Data items:
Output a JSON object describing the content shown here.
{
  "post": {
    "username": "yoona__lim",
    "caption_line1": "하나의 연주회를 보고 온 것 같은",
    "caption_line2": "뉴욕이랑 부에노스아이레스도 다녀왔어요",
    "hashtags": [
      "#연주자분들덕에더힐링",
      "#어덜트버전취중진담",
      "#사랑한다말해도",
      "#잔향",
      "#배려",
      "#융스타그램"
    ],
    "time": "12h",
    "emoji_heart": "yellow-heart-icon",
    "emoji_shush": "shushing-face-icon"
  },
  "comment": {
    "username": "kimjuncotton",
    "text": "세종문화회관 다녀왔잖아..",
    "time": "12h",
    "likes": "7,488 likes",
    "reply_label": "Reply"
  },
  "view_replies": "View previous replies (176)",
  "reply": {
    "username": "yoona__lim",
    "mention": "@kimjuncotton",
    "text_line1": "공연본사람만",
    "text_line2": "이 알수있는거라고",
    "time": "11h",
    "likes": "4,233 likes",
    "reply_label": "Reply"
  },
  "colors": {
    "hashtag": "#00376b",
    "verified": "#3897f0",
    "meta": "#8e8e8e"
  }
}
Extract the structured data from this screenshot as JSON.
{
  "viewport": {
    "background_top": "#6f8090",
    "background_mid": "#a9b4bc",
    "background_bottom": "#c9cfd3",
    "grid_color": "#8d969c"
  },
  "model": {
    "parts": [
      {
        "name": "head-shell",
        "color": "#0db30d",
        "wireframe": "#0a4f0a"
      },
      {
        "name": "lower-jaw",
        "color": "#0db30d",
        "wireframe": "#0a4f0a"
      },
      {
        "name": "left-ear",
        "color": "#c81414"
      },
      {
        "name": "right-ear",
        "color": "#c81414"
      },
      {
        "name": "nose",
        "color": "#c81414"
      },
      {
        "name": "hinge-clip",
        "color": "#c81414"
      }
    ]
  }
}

What is required
The records above should be returned exactly.

Response for this exercise
Output a JSON object describing the content shown here.
{
  "post": {
    "username": "yoona__lim",
    "caption_line1": "하나의 연주회를 보고 온 것 같은",
    "caption_line2": "뉴욕이랑 부에노스아이레스도 다녀왔어요",
    "hashtags": [
      "#연주자분들덕에더힐링",
      "#어덜트버전취중진담",
      "#사랑한다말해도",
      "#잔향",
      "#배려",
      "#융스타그램"
    ],
    "time": "12h",
    "emoji_heart": "yellow-heart-icon",
    "emoji_shush": "shushing-face-icon"
  },
  "comment": {
    "username": "kimjuncotton",
    "text": "세종문화회관 다녀왔잖아..",
    "time": "12h",
    "likes": "7,488 likes",
    "reply_label": "Reply"
  },
  "view_replies": "View previous replies (176)",
  "reply": {
    "username": "yoona__lim",
    "mention": "@kimjuncotton",
    "text_line1": "공연본사람만",
    "text_line2": "이 알수있는거라고",
    "time": "11h",
    "likes": "4,233 likes",
    "reply_label": "Reply"
  },
  "colors": {
    "hashtag": "#00376b",
    "verified": "#3897f0",
    "meta": "#8e8e8e"
  }
}
Extract the structured data from this screenshot as JSON.
{
  "viewport": {
    "background_top": "#6f8090",
    "background_mid": "#a9b4bc",
    "background_bottom": "#c9cfd3",
    "grid_color": "#8d969c"
  },
  "model": {
    "parts": [
      {
        "name": "head-shell",
        "color": "#0db30d",
        "wireframe": "#0a4f0a"
      },
      {
        "name": "lower-jaw",
        "color": "#0db30d",
        "wireframe": "#0a4f0a"
      },
      {
        "name": "left-ear",
        "color": "#c81414"
      },
      {
        "name": "right-ear",
        "color": "#c81414"
      },
      {
        "name": "nose",
        "color": "#c81414"
      },
      {
        "name": "hinge-clip",
        "color": "#c81414"
      }
    ]
  }
}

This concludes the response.